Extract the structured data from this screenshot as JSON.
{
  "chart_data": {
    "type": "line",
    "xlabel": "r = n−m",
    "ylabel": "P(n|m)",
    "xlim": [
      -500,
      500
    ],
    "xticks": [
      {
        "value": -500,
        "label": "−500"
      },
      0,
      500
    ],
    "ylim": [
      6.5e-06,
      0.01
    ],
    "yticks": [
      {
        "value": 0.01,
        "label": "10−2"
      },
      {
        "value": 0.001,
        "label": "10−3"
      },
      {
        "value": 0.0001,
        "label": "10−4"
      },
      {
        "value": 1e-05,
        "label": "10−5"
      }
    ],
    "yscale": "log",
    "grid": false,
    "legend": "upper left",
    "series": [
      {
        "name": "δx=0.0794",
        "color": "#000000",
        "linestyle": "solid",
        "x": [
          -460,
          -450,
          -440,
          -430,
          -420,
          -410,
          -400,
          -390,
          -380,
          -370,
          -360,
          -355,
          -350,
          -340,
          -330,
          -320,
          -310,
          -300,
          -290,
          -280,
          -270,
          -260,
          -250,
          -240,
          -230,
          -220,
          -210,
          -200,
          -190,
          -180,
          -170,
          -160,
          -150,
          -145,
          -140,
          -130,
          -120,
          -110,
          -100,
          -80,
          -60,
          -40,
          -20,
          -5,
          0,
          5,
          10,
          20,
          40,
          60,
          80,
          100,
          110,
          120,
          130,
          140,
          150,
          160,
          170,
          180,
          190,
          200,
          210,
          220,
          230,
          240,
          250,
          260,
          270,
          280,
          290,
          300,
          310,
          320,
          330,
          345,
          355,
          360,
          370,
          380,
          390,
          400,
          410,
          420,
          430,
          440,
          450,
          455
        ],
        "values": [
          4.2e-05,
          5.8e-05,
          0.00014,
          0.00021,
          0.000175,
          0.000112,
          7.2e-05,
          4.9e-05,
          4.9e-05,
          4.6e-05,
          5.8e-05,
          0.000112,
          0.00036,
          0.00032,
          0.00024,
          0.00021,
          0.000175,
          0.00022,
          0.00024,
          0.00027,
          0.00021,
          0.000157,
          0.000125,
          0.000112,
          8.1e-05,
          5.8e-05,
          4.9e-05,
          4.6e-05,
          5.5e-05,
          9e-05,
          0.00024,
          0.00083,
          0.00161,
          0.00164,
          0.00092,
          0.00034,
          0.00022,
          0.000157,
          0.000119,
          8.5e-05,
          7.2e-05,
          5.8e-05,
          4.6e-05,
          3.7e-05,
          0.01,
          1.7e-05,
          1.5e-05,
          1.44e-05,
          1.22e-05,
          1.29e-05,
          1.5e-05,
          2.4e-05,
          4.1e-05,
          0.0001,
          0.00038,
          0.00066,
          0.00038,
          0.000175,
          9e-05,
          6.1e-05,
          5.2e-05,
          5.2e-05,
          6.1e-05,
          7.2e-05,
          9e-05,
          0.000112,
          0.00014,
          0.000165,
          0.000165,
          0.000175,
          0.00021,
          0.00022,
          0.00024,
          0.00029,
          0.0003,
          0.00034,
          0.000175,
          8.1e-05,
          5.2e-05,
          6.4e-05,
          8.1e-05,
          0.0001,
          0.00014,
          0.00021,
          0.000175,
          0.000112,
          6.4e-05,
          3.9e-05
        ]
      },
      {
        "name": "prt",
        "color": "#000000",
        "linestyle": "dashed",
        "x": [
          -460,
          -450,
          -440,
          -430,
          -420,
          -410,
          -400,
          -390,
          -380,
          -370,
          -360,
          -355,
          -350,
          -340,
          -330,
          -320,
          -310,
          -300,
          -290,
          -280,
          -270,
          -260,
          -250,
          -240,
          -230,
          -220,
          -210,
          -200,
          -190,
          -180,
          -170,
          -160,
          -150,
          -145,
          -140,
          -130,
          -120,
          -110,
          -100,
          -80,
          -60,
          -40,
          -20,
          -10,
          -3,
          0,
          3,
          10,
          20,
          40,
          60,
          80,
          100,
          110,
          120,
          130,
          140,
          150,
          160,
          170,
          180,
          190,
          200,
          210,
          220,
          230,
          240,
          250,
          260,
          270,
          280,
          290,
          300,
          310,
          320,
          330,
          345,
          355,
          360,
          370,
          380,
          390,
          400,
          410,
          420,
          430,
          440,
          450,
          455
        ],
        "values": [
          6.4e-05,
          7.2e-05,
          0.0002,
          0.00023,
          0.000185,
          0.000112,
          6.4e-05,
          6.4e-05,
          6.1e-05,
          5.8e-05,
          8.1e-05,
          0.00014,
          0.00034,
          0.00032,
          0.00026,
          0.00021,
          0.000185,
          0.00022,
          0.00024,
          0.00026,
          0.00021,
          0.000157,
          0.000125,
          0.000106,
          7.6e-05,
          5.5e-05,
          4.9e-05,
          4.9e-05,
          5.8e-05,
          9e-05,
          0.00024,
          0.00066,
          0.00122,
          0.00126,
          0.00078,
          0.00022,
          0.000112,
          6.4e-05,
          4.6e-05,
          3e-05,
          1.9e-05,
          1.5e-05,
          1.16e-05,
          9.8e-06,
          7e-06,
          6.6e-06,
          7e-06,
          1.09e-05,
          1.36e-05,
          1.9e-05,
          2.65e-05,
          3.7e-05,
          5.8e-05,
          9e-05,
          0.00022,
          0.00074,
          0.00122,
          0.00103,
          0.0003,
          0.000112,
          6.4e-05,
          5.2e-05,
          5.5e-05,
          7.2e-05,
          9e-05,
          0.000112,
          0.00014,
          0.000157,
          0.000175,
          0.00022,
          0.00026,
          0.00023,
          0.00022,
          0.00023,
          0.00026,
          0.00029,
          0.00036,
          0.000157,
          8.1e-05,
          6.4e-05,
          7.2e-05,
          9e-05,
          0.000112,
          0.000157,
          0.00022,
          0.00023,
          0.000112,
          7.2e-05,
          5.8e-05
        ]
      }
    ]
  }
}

◆ ◆ ◆ ◆ ◆

Print all of the data exactly as it was given.

Extract the structured data from this screenshot as JSON.
{
  "chart_data": {
    "type": "line",
    "xlabel": "r = n−m",
    "ylabel": "P(n|m)",
    "xlim": [
      -500,
      500
    ],
    "xticks": [
      {
        "value": -500,
        "label": "−500"
      },
      0,
      500
    ],
    "ylim": [
      6.5e-06,
      0.01
    ],
    "yticks": [
      {
        "value": 0.01,
        "label": "10−2"
      },
      {
        "value": 0.001,
        "label": "10−3"
      },
      {
        "value": 0.0001,
        "label": "10−4"
      },
      {
        "value": 1e-05,
        "label": "10−5"
      }
    ],
    "yscale": "log",
    "grid": false,
    "legend": "upper left",
    "series": [
      {
        "name": "δx=0.0794",
        "color": "#000000",
        "linestyle": "solid",
        "x": [
          -460,
          -450,
          -440,
          -430,
          -420,
          -410,
          -400,
          -390,
          -380,
          -370,
          -360,
          -355,
          -350,
          -340,
          -330,
          -320,
          -310,
          -300,
          -290,
          -280,
          -270,
          -260,
          -250,
          -240,
          -230,
          -220,
          -210,
          -200,
          -190,
          -180,
          -170,
          -160,
          -150,
          -145,
          -140,
          -130,
          -120,
          -110,
          -100,
          -80,
          -60,
          -40,
          -20,
          -5,
          0,
          5,
          10,
          20,
          40,
          60,
          80,
          100,
          110,
          120,
          130,
          140,
          150,
          160,
          170,
          180,
          190,
          200,
          210,
          220,
          230,
          240,
          250,
          260,
          270,
          280,
          290,
          300,
          310,
          320,
          330,
          345,
          355,
          360,
          370,
          380,
          390,
          400,
          410,
          420,
          430,
          440,
          450,
          455
        ],
        "values": [
          4.2e-05,
          5.8e-05,
          0.00014,
          0.00021,
          0.000175,
          0.000112,
          7.2e-05,
          4.9e-05,
          4.9e-05,
          4.6e-05,
          5.8e-05,
          0.000112,
          0.00036,
          0.00032,
          0.00024,
          0.00021,
          0.000175,
          0.00022,
          0.00024,
          0.00027,
          0.00021,
          0.000157,
          0.000125,
          0.000112,
          8.1e-05,
          5.8e-05,
          4.9e-05,
          4.6e-05,
          5.5e-05,
          9e-05,
          0.00024,
          0.00083,
          0.00161,
          0.00164,
          0.00092,
          0.00034,
          0.00022,
          0.000157,
          0.000119,
          8.5e-05,
          7.2e-05,
          5.8e-05,
          4.6e-05,
          3.7e-05,
          0.01,
          1.7e-05,
          1.5e-05,
          1.44e-05,
          1.22e-05,
          1.29e-05,
          1.5e-05,
          2.4e-05,
          4.1e-05,
          0.0001,
          0.00038,
          0.00066,
          0.00038,
          0.000175,
          9e-05,
          6.1e-05,
          5.2e-05,
          5.2e-05,
          6.1e-05,
          7.2e-05,
          9e-05,
          0.000112,
          0.00014,
          0.000165,
          0.000165,
          0.000175,
          0.00021,
          0.00022,
          0.00024,
          0.00029,
          0.0003,
          0.00034,
          0.000175,
          8.1e-05,
          5.2e-05,
          6.4e-05,
          8.1e-05,
          0.0001,
          0.00014,
          0.00021,
          0.000175,
          0.000112,
          6.4e-05,
          3.9e-05
        ]
      },
      {
        "name": "prt",
        "color": "#000000",
        "linestyle": "dashed",
        "x": [
          -460,
          -450,
          -440,
          -430,
          -420,
          -410,
          -400,
          -390,
          -380,
          -370,
          -360,
          -355,
          -350,
          -340,
          -330,
          -320,
          -310,
          -300,
          -290,
          -280,
          -270,
          -260,
          -250,
          -240,
          -230,
          -220,
          -210,
          -200,
          -190,
          -180,
          -170,
          -160,
          -150,
          -145,
          -140,
          -130,
          -120,
          -110,
          -100,
          -80,
          -60,
          -40,
          -20,
          -10,
          -3,
          0,
          3,
          10,
          20,
          40,
          60,
          80,
          100,
          110,
          120,
          130,
          140,
          150,
          160,
          170,
          180,
          190,
          200,
          210,
          220,
          230,
          240,
          250,
          260,
          270,
          280,
          290,
          300,
          310,
          320,
          330,
          345,
          355,
          360,
          370,
          380,
          390,
          400,
          410,
          420,
          430,
          440,
          450,
          455
        ],
        "values": [
          6.4e-05,
          7.2e-05,
          0.0002,
          0.00023,
          0.000185,
          0.000112,
          6.4e-05,
          6.4e-05,
          6.1e-05,
          5.8e-05,
          8.1e-05,
          0.00014,
          0.00034,
          0.00032,
          0.00026,
          0.00021,
          0.000185,
          0.00022,
          0.00024,
          0.00026,
          0.00021,
          0.000157,
          0.000125,
          0.000106,
          7.6e-05,
          5.5e-05,
          4.9e-05,
          4.9e-05,
          5.8e-05,
          9e-05,
          0.00024,
          0.00066,
          0.00122,
          0.00126,
          0.00078,
          0.00022,
          0.000112,
          6.4e-05,
          4.6e-05,
          3e-05,
          1.9e-05,
          1.5e-05,
          1.16e-05,
          9.8e-06,
          7e-06,
          6.6e-06,
          7e-06,
          1.09e-05,
          1.36e-05,
          1.9e-05,
          2.65e-05,
          3.7e-05,
          5.8e-05,
          9e-05,
          0.00022,
          0.00074,
          0.00122,
          0.00103,
          0.0003,
          0.000112,
          6.4e-05,
          5.2e-05,
          5.5e-05,
          7.2e-05,
          9e-05,
          0.000112,
          0.00014,
          0.000157,
          0.000175,
          0.00022,
          0.00026,
          0.00023,
          0.00022,
          0.00023,
          0.00026,
          0.00029,
          0.00036,
          0.000157,
          8.1e-05,
          6.4e-05,
          7.2e-05,
          9e-05,
          0.000112,
          0.000157,
          0.00022,
          0.00023,
          0.000112,
          7.2e-05,
          5.8e-05
        ]
      }
    ]
  }
}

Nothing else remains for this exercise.